### Listing

+===+

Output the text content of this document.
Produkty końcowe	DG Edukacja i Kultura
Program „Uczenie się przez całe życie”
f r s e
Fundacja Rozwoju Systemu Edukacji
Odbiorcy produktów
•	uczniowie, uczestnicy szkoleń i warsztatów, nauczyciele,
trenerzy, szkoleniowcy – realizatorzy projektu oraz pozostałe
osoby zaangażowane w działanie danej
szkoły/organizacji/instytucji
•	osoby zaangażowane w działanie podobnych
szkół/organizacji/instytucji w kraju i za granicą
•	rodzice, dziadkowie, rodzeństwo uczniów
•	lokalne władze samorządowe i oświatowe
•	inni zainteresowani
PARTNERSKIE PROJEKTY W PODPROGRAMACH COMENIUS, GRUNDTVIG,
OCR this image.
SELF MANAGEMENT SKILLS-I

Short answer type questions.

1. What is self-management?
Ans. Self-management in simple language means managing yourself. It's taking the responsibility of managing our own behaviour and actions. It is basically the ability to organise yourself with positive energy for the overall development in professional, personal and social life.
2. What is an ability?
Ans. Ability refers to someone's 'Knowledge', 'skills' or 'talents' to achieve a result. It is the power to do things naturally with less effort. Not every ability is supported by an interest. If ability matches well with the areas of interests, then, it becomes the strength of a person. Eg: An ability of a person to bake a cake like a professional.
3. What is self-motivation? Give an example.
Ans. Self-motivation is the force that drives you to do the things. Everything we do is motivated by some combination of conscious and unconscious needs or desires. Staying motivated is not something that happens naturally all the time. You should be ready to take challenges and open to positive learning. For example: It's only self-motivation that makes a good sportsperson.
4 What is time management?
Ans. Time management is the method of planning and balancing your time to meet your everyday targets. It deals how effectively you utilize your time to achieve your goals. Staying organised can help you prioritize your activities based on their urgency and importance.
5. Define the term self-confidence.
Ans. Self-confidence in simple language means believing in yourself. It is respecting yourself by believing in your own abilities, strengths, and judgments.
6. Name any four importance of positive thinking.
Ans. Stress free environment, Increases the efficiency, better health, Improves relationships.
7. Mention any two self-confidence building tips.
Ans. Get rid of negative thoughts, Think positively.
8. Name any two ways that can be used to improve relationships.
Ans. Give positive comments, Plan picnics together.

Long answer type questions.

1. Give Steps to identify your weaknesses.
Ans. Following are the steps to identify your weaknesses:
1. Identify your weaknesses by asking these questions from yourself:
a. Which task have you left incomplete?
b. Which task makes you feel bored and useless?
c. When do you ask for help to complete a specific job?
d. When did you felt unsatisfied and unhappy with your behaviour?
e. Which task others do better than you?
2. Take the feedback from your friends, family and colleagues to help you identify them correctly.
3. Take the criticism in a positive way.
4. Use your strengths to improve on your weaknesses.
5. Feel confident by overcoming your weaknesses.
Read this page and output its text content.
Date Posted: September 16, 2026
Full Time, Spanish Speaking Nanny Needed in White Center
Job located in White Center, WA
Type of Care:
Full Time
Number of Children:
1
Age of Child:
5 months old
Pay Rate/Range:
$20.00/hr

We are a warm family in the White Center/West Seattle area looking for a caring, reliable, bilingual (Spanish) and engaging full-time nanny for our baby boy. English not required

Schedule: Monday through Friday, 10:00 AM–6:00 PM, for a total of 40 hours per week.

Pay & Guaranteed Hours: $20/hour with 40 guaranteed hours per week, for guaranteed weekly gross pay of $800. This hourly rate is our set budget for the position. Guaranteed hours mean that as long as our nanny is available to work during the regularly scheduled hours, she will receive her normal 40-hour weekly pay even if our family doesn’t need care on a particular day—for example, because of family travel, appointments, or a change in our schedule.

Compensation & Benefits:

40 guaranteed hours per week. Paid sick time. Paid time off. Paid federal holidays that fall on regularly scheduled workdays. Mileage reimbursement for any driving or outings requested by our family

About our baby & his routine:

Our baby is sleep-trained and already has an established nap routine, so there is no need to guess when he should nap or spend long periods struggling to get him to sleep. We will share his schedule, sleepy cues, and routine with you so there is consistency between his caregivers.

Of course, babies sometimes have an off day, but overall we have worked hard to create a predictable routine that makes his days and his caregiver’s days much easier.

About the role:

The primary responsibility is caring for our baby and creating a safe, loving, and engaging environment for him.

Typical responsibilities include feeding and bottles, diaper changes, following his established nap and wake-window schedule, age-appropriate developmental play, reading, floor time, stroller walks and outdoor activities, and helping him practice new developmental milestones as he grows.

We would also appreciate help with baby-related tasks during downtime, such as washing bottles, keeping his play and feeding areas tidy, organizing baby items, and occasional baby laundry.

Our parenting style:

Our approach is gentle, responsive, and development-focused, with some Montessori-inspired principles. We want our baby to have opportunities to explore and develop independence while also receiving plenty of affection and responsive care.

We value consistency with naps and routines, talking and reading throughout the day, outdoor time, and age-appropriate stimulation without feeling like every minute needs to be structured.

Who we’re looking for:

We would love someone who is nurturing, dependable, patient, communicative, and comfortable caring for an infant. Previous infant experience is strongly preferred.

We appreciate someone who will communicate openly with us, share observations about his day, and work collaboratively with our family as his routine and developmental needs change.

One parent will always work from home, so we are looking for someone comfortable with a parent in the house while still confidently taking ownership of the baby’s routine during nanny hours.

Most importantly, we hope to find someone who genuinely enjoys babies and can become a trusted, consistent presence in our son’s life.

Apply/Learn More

+===+

### Directive
Within the data above, count the lines that contain the string "Which"; the reply is the number alone.

### Response
3